_Given instruction_
Say how many lines in the records include the string "Send", adding no other words.

- - -

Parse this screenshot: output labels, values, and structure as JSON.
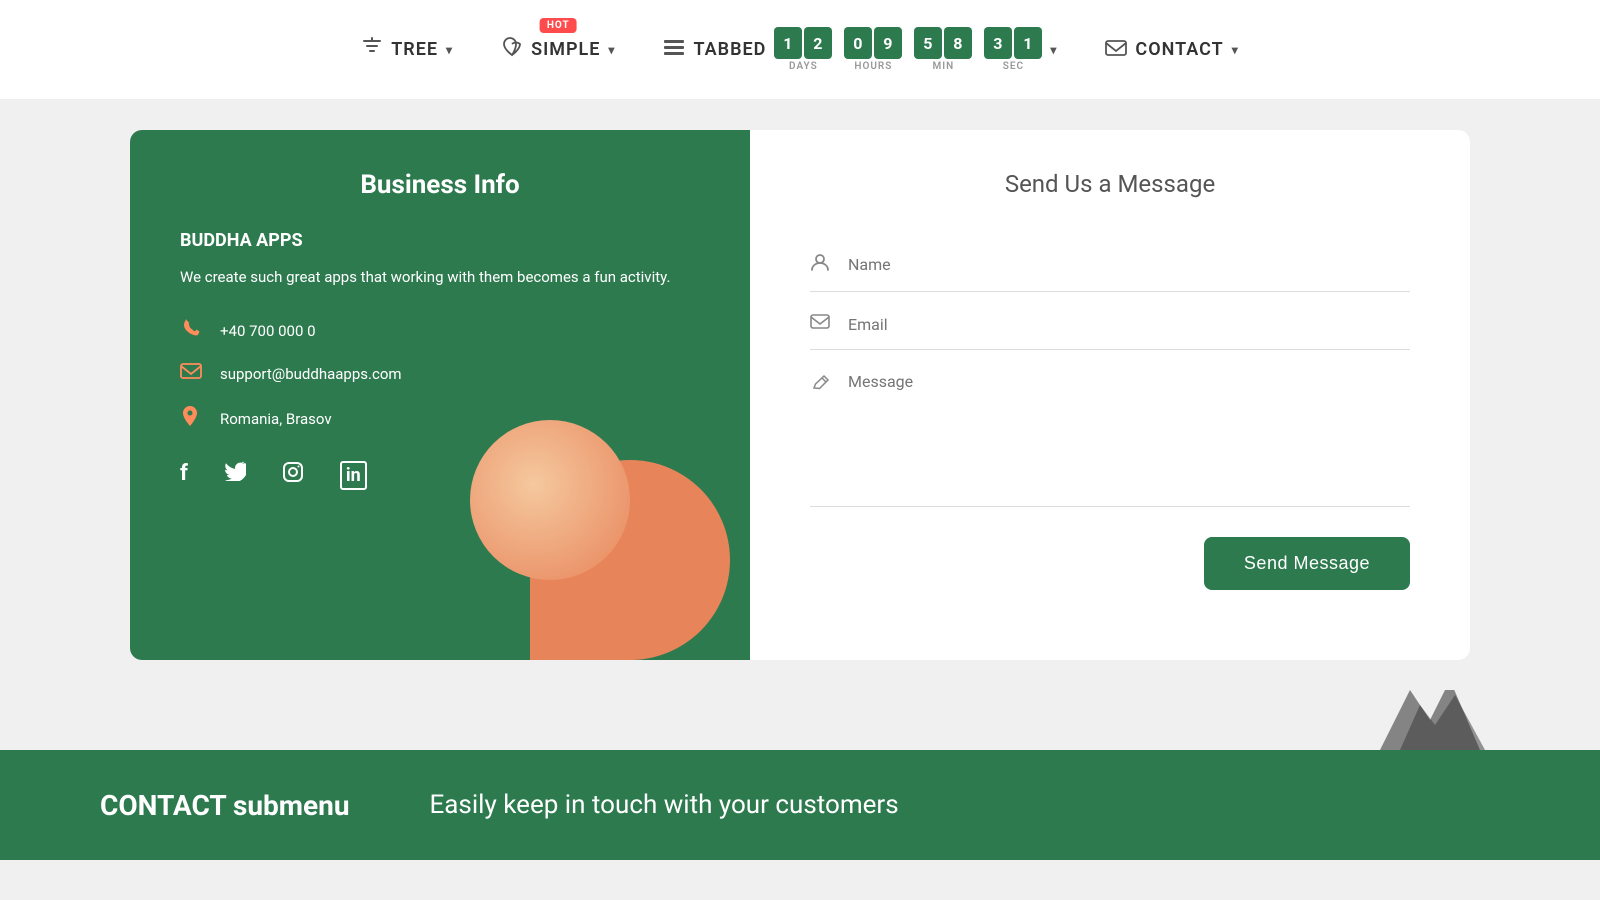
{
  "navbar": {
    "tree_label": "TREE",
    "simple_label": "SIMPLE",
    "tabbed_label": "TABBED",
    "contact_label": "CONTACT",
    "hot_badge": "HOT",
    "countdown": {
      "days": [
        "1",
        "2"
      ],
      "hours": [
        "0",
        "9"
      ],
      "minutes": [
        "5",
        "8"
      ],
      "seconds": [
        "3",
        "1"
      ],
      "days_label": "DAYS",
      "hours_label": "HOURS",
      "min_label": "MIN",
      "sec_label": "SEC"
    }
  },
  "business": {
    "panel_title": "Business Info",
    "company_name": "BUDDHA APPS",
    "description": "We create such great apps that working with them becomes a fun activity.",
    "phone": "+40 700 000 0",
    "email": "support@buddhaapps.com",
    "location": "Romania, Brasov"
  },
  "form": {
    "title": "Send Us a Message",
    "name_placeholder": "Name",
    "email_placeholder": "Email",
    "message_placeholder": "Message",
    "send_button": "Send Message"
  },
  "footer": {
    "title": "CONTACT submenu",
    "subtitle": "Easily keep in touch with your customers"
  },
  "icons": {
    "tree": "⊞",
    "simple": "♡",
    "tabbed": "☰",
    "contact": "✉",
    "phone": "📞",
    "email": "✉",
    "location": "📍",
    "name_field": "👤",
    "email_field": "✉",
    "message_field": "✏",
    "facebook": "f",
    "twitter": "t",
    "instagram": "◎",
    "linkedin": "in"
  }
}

- - -

_Task result_
2